* _Exercise_
Only the number is wanted: tally the lines below that contain the word "grid".

Dataset records on visual material
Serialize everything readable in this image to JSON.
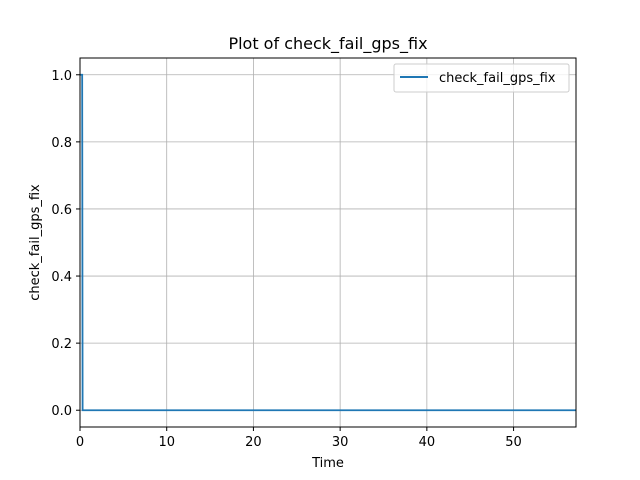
{
  "chart_data": {
    "type": "line",
    "title": "Plot of check_fail_gps_fix",
    "xlabel": "Time",
    "ylabel": "check_fail_gps_fix",
    "xlim": [
      0,
      57.2
    ],
    "ylim": [
      -0.05,
      1.05
    ],
    "xticks": [
      "0",
      "10",
      "20",
      "30",
      "40",
      "50"
    ],
    "yticks": [
      "0.0",
      "0.2",
      "0.4",
      "0.6",
      "0.8",
      "1.0"
    ],
    "grid": true,
    "legend_position": "top-right",
    "series": [
      {
        "name": "check_fail_gps_fix",
        "color": "#1f77b4",
        "x": [
          0.05,
          0.25,
          0.3,
          57.2
        ],
        "y": [
          1,
          1,
          0,
          0
        ]
      }
    ]
  }
}
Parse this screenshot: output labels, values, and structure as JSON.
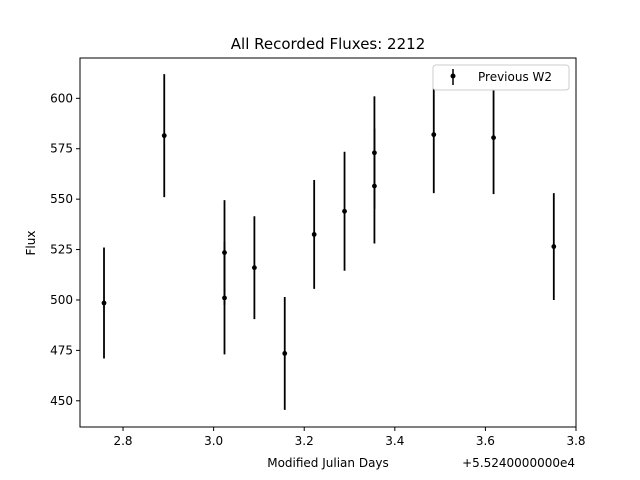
{
  "chart_data": {
    "type": "scatter",
    "title": "All Recorded Fluxes: 2212",
    "xlabel": "Modified Julian Days",
    "ylabel": "Flux",
    "x_offset_label": "+5.5240000000e4",
    "xlim": [
      2.705,
      3.8
    ],
    "ylim": [
      437,
      620
    ],
    "xticks": [
      2.8,
      3.0,
      3.2,
      3.4,
      3.6,
      3.8
    ],
    "xtick_labels": [
      "2.8",
      "3.0",
      "3.2",
      "3.4",
      "3.6",
      "3.8"
    ],
    "yticks": [
      450,
      475,
      500,
      525,
      550,
      575,
      600
    ],
    "ytick_labels": [
      "450",
      "475",
      "500",
      "525",
      "550",
      "575",
      "600"
    ],
    "legend_position": "top-right",
    "grid": false,
    "series": [
      {
        "name": "Previous W2",
        "color": "#000000",
        "marker": "circle",
        "points": [
          {
            "x": 2.758,
            "y": 498.5,
            "err": 27.5
          },
          {
            "x": 2.891,
            "y": 581.5,
            "err": 30.5
          },
          {
            "x": 3.024,
            "y": 523.5,
            "err": 26.0
          },
          {
            "x": 3.024,
            "y": 501.0,
            "err": 28.0
          },
          {
            "x": 3.09,
            "y": 516.0,
            "err": 25.5
          },
          {
            "x": 3.157,
            "y": 473.5,
            "err": 28.0
          },
          {
            "x": 3.222,
            "y": 532.5,
            "err": 27.0
          },
          {
            "x": 3.289,
            "y": 544.0,
            "err": 29.5
          },
          {
            "x": 3.355,
            "y": 573.0,
            "err": 28.0
          },
          {
            "x": 3.355,
            "y": 556.5,
            "err": 28.5
          },
          {
            "x": 3.486,
            "y": 582.0,
            "err": 29.0
          },
          {
            "x": 3.618,
            "y": 580.5,
            "err": 28.0
          },
          {
            "x": 3.751,
            "y": 526.5,
            "err": 26.5
          }
        ]
      }
    ]
  }
}
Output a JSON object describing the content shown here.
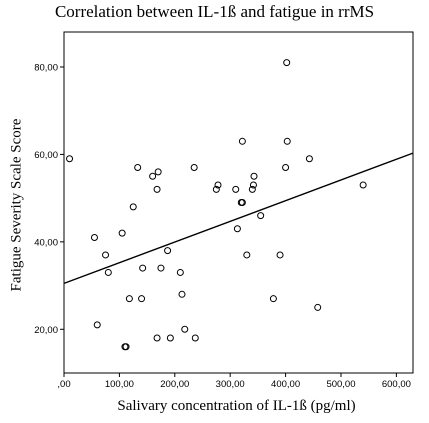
{
  "chart_data": {
    "type": "scatter",
    "title": "Correlation between IL-1ß and fatigue in rrMS",
    "xlabel": "Salivary concentration of IL-1ß (pg/ml)",
    "ylabel": "Fatigue Severity Scale Score",
    "xlim": [
      0,
      630
    ],
    "ylim": [
      10,
      88
    ],
    "x_ticks": [
      0,
      100,
      200,
      300,
      400,
      500,
      600
    ],
    "x_tick_labels": [
      ",00",
      "100,00",
      "200,00",
      "300,00",
      "400,00",
      "500,00",
      "600,00"
    ],
    "y_ticks": [
      20,
      40,
      60,
      80
    ],
    "y_tick_labels": [
      "20,00",
      "40,00",
      "60,00",
      "80,00"
    ],
    "grid": false,
    "legend": "none",
    "point_style": "open-circle",
    "series": [
      {
        "points": [
          [
            10,
            59
          ],
          [
            55,
            41
          ],
          [
            60,
            21
          ],
          [
            75,
            37
          ],
          [
            80,
            33
          ],
          [
            105,
            42
          ],
          [
            110,
            16
          ],
          [
            112,
            16
          ],
          [
            118,
            27
          ],
          [
            125,
            48
          ],
          [
            133,
            57
          ],
          [
            140,
            27
          ],
          [
            142,
            34
          ],
          [
            160,
            55
          ],
          [
            168,
            52
          ],
          [
            170,
            56
          ],
          [
            168,
            18
          ],
          [
            175,
            34
          ],
          [
            187,
            38
          ],
          [
            192,
            18
          ],
          [
            210,
            33
          ],
          [
            213,
            28
          ],
          [
            218,
            20
          ],
          [
            235,
            57
          ],
          [
            237,
            18
          ],
          [
            275,
            52
          ],
          [
            278,
            53
          ],
          [
            310,
            52
          ],
          [
            313,
            43
          ],
          [
            320,
            49
          ],
          [
            322,
            49
          ],
          [
            322,
            63
          ],
          [
            330,
            37
          ],
          [
            340,
            52
          ],
          [
            342,
            53
          ],
          [
            343,
            55
          ],
          [
            355,
            46
          ],
          [
            378,
            27
          ],
          [
            390,
            37
          ],
          [
            400,
            57
          ],
          [
            402,
            81
          ],
          [
            403,
            63
          ],
          [
            443,
            59
          ],
          [
            458,
            25
          ],
          [
            540,
            53
          ]
        ]
      }
    ],
    "fit_line": {
      "x": [
        0,
        630
      ],
      "y": [
        30.5,
        60.3
      ]
    }
  }
}
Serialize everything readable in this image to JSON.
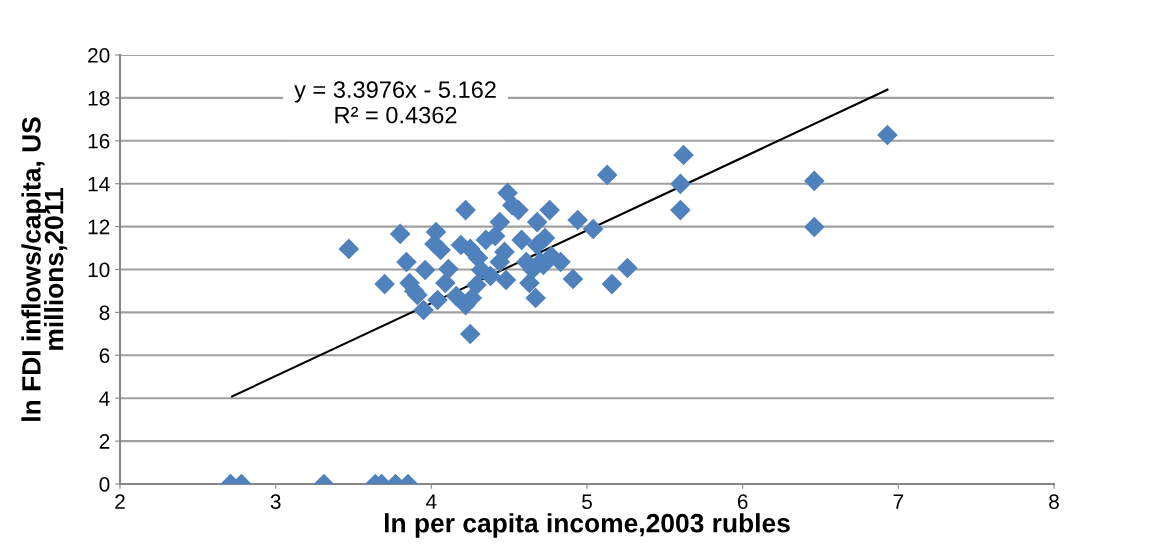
{
  "chart_data": {
    "type": "scatter",
    "xlabel": "ln per capita income,2003 rubles",
    "ylabel": "ln FDI inflows/capita, US millions,2011",
    "xlim": [
      2,
      8
    ],
    "xticks": [
      2,
      3,
      4,
      5,
      6,
      7,
      8
    ],
    "ylim": [
      0,
      20
    ],
    "yticks": [
      0,
      2,
      4,
      6,
      8,
      10,
      12,
      14,
      16,
      18,
      20
    ],
    "grid": "y",
    "marker": "diamond",
    "annotations": [
      "y = 3.3976x - 5.162\nR² = 0.4362"
    ],
    "series": [
      {
        "color": "#4f81bd",
        "x": [
          2.71,
          2.78,
          3.31,
          3.64,
          3.68,
          3.77,
          3.85,
          3.47,
          3.7,
          3.8,
          3.84,
          3.86,
          3.89,
          3.91,
          3.95,
          3.96,
          4.03,
          4.04,
          4.02,
          4.06,
          4.09,
          4.11,
          4.16,
          4.19,
          4.22,
          4.25,
          4.22,
          4.25,
          4.26,
          4.29,
          4.3,
          4.32,
          4.35,
          4.38,
          4.41,
          4.44,
          4.47,
          4.49,
          4.44,
          4.48,
          4.52,
          4.56,
          4.58,
          4.61,
          4.63,
          4.65,
          4.68,
          4.7,
          4.68,
          4.67,
          4.72,
          4.76,
          4.77,
          4.73,
          4.83,
          4.91,
          4.94,
          5.04,
          5.13,
          5.16,
          5.26,
          5.62,
          5.6,
          5.6,
          6.46,
          6.46,
          6.93
        ],
        "values": [
          0,
          0,
          0,
          0,
          0,
          0,
          0,
          10.96,
          9.32,
          11.66,
          10.35,
          9.37,
          9.0,
          8.81,
          8.11,
          9.98,
          11.75,
          8.58,
          11.19,
          10.91,
          9.37,
          10.02,
          8.76,
          11.14,
          12.77,
          10.96,
          8.34,
          6.99,
          8.67,
          9.28,
          10.54,
          9.98,
          11.38,
          9.7,
          11.56,
          12.21,
          10.82,
          13.57,
          10.35,
          9.51,
          13.0,
          12.77,
          11.38,
          10.35,
          9.37,
          10.0,
          11.14,
          10.35,
          12.21,
          8.67,
          10.21,
          12.77,
          10.63,
          11.47,
          10.35,
          9.56,
          12.31,
          11.89,
          14.41,
          9.32,
          10.07,
          15.34,
          13.99,
          12.77,
          14.13,
          11.98,
          16.27
        ]
      },
      {
        "type": "line",
        "color": "#000000",
        "marker": "none",
        "x": [
          2.72,
          6.93
        ],
        "values": [
          4.08,
          18.38
        ]
      }
    ]
  }
}
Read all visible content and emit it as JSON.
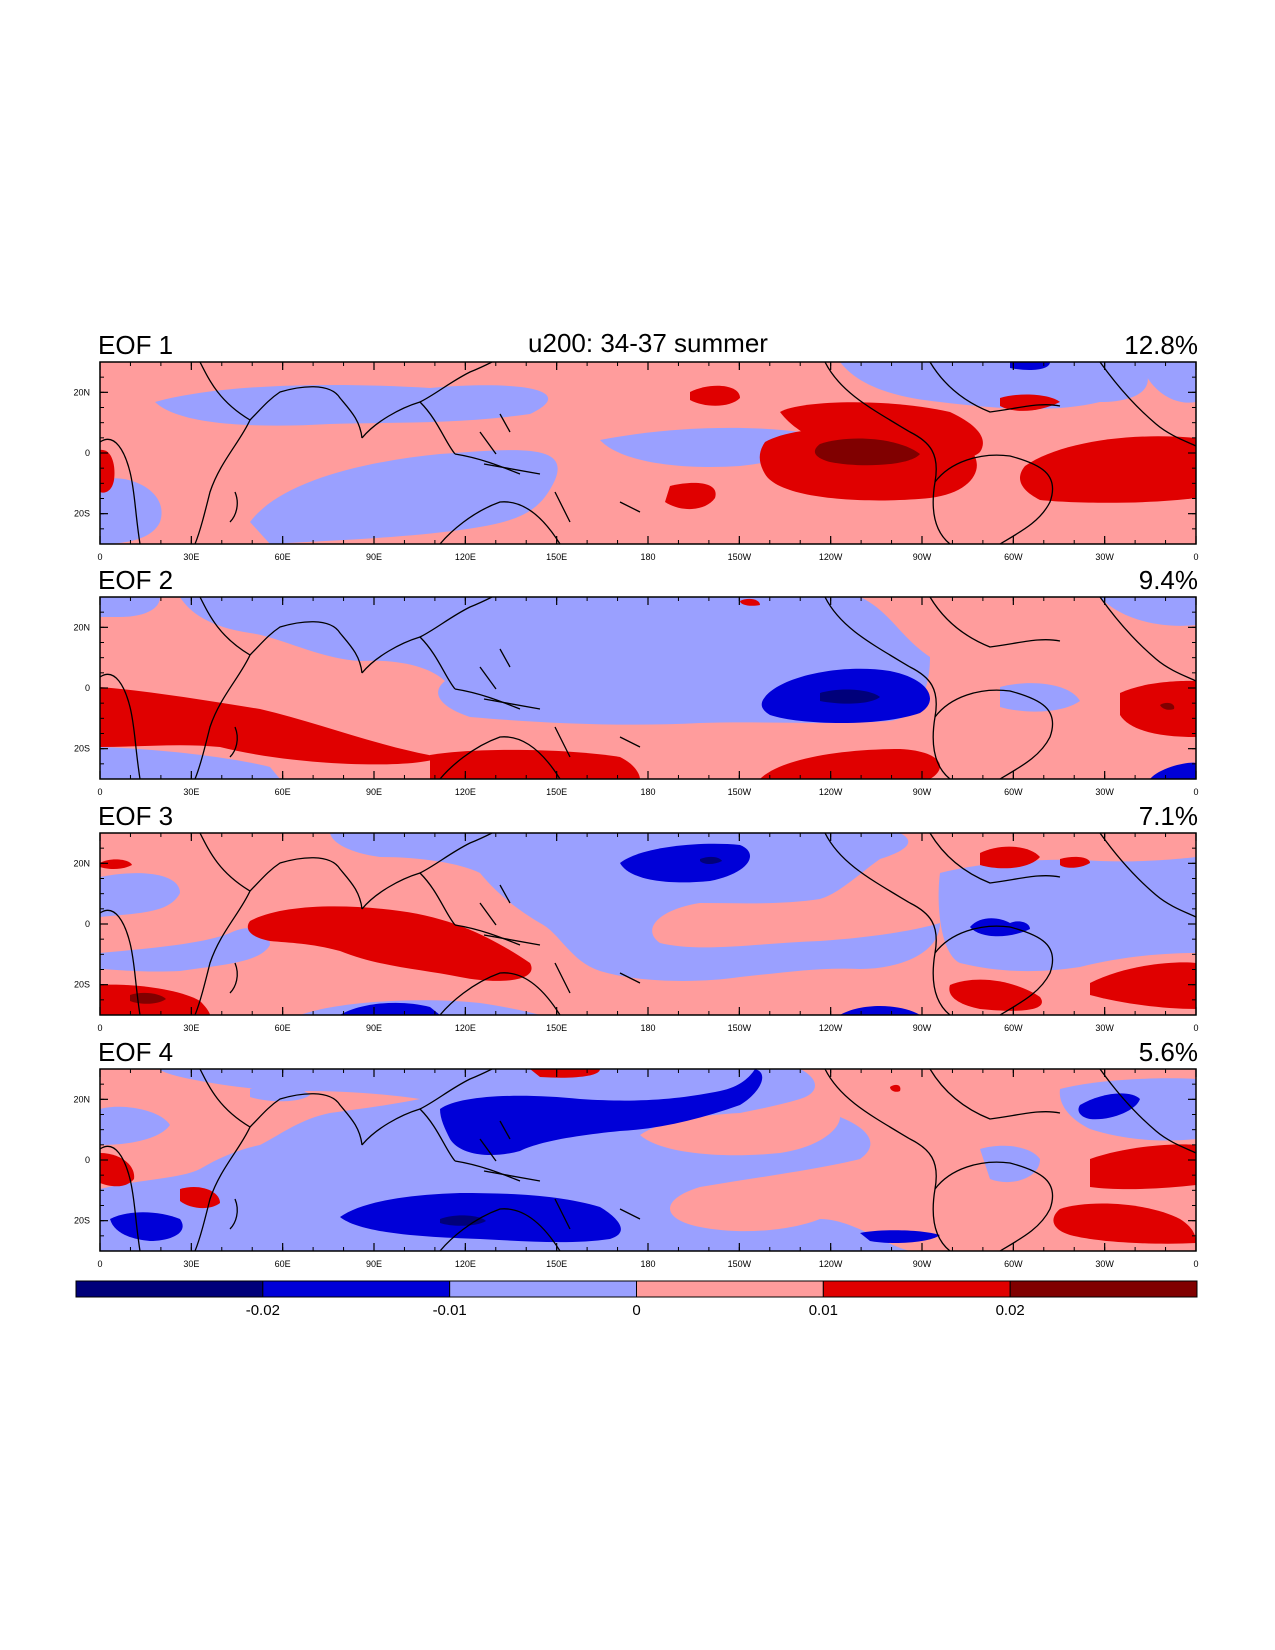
{
  "figure": {
    "title": "u200: 34-37 summer",
    "x_tick_labels": [
      "0",
      "30E",
      "60E",
      "90E",
      "120E",
      "150E",
      "180",
      "150W",
      "120W",
      "90W",
      "60W",
      "30W",
      "0"
    ],
    "y_tick_labels": [
      "20N",
      "0",
      "20S"
    ],
    "panels": [
      {
        "label": "EOF 1",
        "percent": "12.8%"
      },
      {
        "label": "EOF 2",
        "percent": "9.4%"
      },
      {
        "label": "EOF 3",
        "percent": "7.1%"
      },
      {
        "label": "EOF 4",
        "percent": "5.6%"
      }
    ],
    "colorbar": {
      "colors": [
        "#00007a",
        "#0000d8",
        "#9aa0ff",
        "#ff9c9c",
        "#e00000",
        "#800000"
      ],
      "labels": [
        "-0.02",
        "-0.01",
        "0",
        "0.01",
        "0.02"
      ]
    }
  }
}
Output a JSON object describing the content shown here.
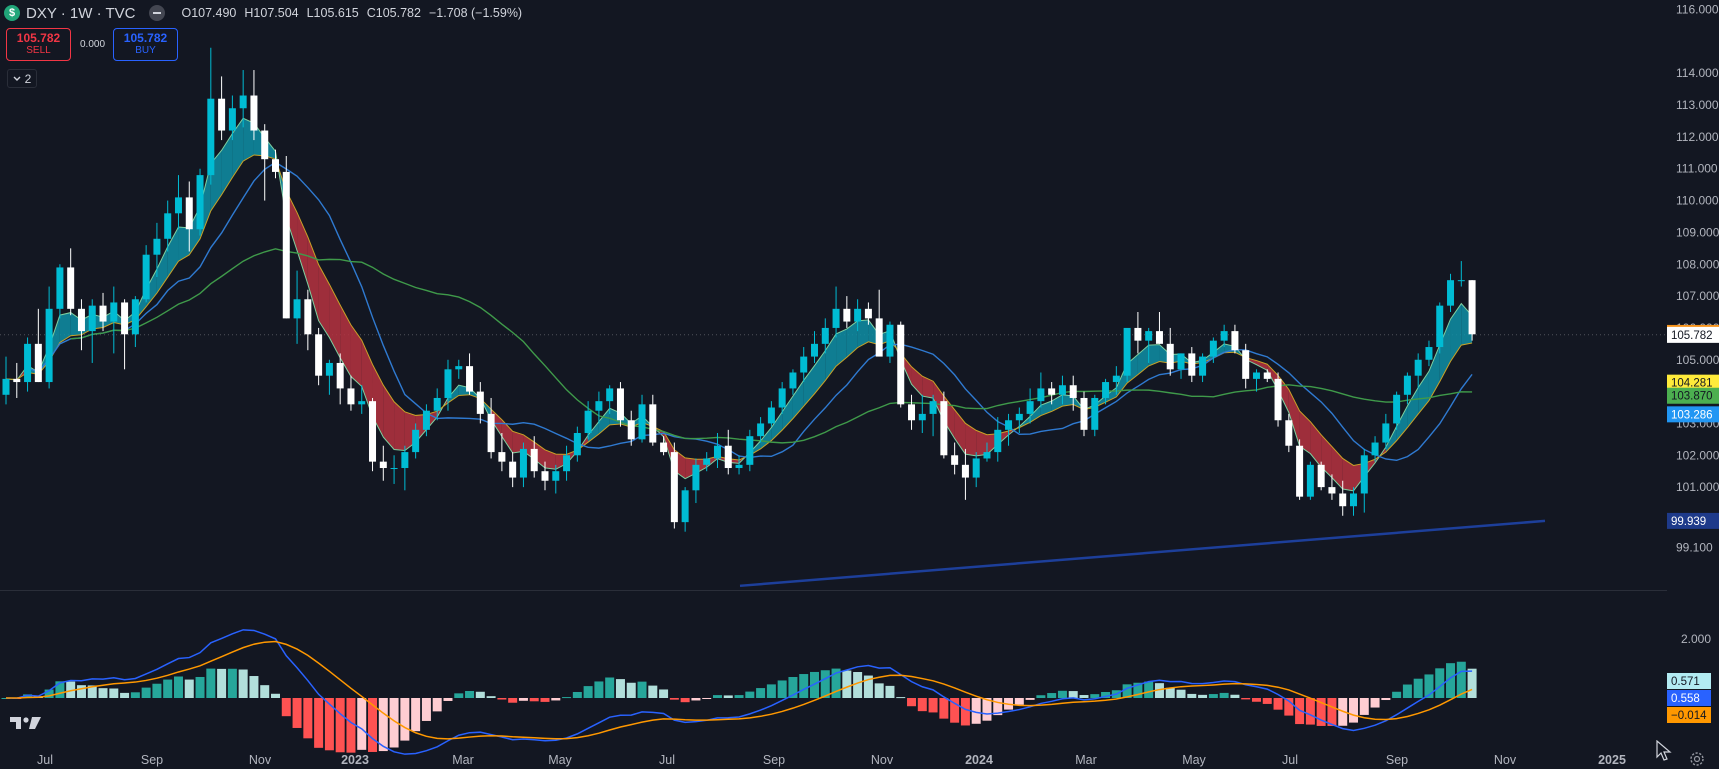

* _Task response_
4